* [STATED PROBLEM]
List each line of the data that holds the word "plain".

Recorded data
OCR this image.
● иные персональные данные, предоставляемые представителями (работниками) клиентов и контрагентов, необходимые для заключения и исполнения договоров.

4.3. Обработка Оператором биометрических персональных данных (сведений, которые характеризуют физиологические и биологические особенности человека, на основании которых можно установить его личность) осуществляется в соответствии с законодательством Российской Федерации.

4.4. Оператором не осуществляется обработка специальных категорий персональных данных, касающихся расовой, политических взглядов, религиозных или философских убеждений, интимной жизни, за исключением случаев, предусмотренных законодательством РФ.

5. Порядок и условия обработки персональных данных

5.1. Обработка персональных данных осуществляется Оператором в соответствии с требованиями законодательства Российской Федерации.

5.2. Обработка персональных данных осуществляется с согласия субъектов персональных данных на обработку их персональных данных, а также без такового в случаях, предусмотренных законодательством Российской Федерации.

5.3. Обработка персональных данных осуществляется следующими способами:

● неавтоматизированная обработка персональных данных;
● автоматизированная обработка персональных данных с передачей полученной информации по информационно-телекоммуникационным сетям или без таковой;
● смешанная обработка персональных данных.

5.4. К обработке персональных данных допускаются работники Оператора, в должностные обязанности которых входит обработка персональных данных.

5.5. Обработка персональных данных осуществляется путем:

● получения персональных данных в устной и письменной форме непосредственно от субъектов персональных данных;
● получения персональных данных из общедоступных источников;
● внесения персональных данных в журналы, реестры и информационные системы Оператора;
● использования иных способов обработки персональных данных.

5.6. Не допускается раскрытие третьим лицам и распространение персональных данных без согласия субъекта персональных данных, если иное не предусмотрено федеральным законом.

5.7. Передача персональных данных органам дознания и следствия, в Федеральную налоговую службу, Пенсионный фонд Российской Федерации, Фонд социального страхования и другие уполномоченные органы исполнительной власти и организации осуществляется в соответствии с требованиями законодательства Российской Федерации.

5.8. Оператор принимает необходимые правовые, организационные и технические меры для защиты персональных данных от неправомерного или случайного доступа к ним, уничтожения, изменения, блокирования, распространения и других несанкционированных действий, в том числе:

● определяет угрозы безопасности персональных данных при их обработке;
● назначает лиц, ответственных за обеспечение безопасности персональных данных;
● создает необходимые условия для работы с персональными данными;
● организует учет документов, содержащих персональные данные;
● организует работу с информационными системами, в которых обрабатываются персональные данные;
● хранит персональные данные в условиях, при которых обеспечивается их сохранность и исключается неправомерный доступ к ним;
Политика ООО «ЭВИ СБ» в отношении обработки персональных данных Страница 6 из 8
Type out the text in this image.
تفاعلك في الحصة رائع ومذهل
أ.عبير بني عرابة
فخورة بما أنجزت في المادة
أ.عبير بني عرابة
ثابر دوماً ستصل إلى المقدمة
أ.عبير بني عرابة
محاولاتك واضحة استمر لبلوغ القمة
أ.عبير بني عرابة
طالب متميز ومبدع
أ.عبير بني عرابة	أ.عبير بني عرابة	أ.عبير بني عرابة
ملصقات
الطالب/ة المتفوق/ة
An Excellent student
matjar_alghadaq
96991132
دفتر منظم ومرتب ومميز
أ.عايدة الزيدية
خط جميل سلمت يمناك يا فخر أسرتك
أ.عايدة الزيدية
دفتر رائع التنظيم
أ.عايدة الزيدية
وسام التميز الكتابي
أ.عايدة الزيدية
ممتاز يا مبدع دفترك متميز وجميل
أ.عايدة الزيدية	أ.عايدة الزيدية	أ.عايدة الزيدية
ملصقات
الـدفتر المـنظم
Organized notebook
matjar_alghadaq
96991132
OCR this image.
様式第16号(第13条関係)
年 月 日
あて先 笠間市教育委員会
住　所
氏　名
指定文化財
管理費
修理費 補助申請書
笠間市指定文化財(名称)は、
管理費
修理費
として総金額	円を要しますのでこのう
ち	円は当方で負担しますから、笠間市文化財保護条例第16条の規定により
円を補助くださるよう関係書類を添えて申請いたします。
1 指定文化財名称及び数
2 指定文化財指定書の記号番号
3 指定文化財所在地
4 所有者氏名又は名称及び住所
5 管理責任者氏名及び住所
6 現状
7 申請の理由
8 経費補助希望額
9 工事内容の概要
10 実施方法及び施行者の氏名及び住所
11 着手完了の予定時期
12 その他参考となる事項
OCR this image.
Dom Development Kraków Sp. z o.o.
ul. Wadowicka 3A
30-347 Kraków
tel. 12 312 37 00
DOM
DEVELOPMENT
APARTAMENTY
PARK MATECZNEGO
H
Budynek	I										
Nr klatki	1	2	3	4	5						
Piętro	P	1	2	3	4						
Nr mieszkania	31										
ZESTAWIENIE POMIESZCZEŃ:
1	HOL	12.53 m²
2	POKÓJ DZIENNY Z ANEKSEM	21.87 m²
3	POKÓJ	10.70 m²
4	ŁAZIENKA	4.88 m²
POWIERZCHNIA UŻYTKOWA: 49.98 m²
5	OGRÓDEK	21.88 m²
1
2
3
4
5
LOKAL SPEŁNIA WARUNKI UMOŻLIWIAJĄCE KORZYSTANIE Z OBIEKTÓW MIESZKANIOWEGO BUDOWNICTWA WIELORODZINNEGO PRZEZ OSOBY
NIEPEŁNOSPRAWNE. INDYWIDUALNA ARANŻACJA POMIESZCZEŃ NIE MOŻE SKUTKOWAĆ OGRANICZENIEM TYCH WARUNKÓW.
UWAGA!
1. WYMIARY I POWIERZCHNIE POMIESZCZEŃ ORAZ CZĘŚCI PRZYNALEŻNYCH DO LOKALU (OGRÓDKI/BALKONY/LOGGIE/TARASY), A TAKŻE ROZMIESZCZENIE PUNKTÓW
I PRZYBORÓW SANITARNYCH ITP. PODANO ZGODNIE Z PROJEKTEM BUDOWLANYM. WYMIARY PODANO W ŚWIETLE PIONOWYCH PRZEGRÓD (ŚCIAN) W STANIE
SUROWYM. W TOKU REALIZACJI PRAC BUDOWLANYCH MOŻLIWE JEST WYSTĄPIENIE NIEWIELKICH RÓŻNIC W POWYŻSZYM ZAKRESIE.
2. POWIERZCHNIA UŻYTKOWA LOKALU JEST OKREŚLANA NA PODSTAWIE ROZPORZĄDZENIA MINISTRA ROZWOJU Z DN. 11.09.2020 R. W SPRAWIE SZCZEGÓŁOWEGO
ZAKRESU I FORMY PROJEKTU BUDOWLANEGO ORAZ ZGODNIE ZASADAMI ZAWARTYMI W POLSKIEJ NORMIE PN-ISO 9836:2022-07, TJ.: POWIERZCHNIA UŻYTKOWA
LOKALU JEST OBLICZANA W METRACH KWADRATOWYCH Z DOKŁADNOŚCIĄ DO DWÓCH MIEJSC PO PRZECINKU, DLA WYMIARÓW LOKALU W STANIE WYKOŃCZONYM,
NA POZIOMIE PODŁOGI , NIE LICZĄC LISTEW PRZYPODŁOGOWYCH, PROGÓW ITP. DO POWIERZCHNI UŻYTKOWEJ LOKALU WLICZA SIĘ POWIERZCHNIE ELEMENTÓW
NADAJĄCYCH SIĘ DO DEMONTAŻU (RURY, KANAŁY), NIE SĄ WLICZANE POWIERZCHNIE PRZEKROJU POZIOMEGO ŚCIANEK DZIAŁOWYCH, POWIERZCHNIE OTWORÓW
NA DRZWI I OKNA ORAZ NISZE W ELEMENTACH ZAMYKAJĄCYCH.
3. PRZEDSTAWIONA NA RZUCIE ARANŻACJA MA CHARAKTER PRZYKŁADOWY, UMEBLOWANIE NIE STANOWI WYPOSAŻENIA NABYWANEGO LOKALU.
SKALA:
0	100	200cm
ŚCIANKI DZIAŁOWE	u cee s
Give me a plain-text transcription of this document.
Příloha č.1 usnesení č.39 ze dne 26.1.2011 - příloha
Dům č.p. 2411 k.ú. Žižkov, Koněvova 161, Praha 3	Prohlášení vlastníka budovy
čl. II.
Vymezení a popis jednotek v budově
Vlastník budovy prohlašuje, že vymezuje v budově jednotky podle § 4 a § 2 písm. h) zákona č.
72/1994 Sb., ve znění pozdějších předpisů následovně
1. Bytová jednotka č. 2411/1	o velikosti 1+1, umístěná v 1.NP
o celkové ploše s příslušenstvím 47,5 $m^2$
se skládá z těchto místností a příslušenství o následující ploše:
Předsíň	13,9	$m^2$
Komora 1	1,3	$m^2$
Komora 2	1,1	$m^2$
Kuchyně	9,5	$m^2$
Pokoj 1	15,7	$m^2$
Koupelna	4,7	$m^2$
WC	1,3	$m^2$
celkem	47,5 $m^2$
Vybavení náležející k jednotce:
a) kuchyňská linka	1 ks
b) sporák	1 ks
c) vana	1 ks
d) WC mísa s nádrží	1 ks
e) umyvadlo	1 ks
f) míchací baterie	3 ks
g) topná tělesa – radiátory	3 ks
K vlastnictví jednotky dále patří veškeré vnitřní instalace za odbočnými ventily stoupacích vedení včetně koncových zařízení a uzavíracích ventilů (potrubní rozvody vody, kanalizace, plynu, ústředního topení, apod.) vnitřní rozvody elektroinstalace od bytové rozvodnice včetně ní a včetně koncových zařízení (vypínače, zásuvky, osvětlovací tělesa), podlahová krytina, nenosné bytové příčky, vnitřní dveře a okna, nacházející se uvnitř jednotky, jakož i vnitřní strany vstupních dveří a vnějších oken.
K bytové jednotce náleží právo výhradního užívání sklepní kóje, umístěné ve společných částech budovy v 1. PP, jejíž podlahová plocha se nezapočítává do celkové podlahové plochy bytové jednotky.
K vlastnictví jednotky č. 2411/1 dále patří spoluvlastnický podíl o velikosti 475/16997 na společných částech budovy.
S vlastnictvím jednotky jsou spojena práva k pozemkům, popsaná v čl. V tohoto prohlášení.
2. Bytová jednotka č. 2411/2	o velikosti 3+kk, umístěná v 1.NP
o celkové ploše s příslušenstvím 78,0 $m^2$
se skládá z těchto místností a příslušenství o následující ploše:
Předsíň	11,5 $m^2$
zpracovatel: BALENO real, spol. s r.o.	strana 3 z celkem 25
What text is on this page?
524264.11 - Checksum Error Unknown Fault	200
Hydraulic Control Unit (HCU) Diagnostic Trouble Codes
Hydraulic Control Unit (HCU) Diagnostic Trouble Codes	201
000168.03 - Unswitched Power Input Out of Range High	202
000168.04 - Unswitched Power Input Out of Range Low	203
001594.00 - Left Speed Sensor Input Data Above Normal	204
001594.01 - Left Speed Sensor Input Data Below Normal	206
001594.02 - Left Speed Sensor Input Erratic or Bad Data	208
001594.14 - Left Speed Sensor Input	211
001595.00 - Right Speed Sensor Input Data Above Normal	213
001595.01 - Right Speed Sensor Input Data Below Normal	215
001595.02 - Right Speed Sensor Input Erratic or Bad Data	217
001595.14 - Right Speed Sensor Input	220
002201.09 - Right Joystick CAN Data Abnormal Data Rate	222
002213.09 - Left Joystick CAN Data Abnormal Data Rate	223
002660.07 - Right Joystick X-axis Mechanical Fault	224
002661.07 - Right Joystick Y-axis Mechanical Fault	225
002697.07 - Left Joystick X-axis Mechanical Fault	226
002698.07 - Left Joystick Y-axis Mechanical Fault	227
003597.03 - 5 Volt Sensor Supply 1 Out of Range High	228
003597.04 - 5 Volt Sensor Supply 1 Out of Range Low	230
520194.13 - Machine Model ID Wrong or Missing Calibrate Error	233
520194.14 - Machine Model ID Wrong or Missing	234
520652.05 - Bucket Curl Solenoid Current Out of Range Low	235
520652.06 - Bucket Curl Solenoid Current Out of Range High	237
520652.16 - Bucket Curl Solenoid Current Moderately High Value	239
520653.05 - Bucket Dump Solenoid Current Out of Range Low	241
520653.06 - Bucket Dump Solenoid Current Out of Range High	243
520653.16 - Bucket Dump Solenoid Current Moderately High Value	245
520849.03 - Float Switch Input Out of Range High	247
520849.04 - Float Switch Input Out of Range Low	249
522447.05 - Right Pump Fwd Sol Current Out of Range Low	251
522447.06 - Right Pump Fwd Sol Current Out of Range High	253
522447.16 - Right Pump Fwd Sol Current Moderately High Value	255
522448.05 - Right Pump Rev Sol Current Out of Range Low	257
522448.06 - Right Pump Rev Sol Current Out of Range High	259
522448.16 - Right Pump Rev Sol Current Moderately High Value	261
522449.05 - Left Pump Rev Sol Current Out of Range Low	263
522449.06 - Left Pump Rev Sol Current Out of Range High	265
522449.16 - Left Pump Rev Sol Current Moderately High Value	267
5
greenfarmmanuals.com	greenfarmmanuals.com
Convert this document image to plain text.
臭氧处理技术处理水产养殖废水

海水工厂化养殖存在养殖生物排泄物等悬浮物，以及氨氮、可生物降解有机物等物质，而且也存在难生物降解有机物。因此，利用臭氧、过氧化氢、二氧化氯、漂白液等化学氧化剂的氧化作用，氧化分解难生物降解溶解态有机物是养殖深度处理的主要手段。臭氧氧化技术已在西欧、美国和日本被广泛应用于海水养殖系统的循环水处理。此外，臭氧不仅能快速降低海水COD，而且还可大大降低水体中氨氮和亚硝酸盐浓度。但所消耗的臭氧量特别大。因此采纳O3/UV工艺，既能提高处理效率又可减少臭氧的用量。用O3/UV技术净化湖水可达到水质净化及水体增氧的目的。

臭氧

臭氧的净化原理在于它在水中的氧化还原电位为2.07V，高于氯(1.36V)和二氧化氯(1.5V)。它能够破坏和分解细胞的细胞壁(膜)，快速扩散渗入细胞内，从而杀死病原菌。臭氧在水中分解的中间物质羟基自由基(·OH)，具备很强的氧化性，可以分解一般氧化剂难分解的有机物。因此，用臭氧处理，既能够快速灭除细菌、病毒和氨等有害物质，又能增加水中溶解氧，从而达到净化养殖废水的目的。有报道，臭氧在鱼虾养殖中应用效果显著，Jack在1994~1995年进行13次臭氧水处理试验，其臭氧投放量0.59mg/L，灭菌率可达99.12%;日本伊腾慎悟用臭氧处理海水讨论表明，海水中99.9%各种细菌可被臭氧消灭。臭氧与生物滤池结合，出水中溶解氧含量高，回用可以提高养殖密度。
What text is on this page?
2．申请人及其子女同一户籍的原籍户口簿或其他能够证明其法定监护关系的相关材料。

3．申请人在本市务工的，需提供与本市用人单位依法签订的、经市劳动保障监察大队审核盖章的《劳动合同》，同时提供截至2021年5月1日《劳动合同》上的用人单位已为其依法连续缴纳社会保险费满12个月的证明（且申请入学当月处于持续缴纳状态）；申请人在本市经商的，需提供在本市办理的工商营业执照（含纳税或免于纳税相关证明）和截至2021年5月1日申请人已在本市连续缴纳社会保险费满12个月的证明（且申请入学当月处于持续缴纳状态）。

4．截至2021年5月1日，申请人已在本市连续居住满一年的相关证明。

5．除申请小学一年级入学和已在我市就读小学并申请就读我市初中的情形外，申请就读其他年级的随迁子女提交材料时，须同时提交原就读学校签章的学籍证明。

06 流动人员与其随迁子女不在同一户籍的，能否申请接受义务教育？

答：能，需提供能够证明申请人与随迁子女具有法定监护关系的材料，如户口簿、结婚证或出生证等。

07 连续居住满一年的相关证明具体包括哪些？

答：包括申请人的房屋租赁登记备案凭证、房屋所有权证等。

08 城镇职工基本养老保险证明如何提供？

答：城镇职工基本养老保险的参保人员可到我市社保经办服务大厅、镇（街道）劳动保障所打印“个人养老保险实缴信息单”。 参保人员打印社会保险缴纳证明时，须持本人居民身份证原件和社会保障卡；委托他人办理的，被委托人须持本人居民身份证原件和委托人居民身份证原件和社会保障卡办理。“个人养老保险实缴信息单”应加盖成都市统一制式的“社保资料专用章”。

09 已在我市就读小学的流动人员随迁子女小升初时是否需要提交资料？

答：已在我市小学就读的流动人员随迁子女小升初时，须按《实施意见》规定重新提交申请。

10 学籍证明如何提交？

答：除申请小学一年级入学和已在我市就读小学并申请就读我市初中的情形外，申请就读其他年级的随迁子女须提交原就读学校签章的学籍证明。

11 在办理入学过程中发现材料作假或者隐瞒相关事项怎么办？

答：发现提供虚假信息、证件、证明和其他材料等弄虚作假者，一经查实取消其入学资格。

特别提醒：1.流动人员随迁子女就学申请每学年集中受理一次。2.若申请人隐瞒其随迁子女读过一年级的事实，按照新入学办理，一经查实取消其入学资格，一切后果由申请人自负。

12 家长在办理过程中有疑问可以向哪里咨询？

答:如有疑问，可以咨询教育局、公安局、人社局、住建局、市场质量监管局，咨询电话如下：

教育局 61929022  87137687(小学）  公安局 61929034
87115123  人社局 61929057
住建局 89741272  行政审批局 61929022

* [RESPONSE TO THE TASK]
Give me a plain-text transcription of this document.
Convert this document image to plain text.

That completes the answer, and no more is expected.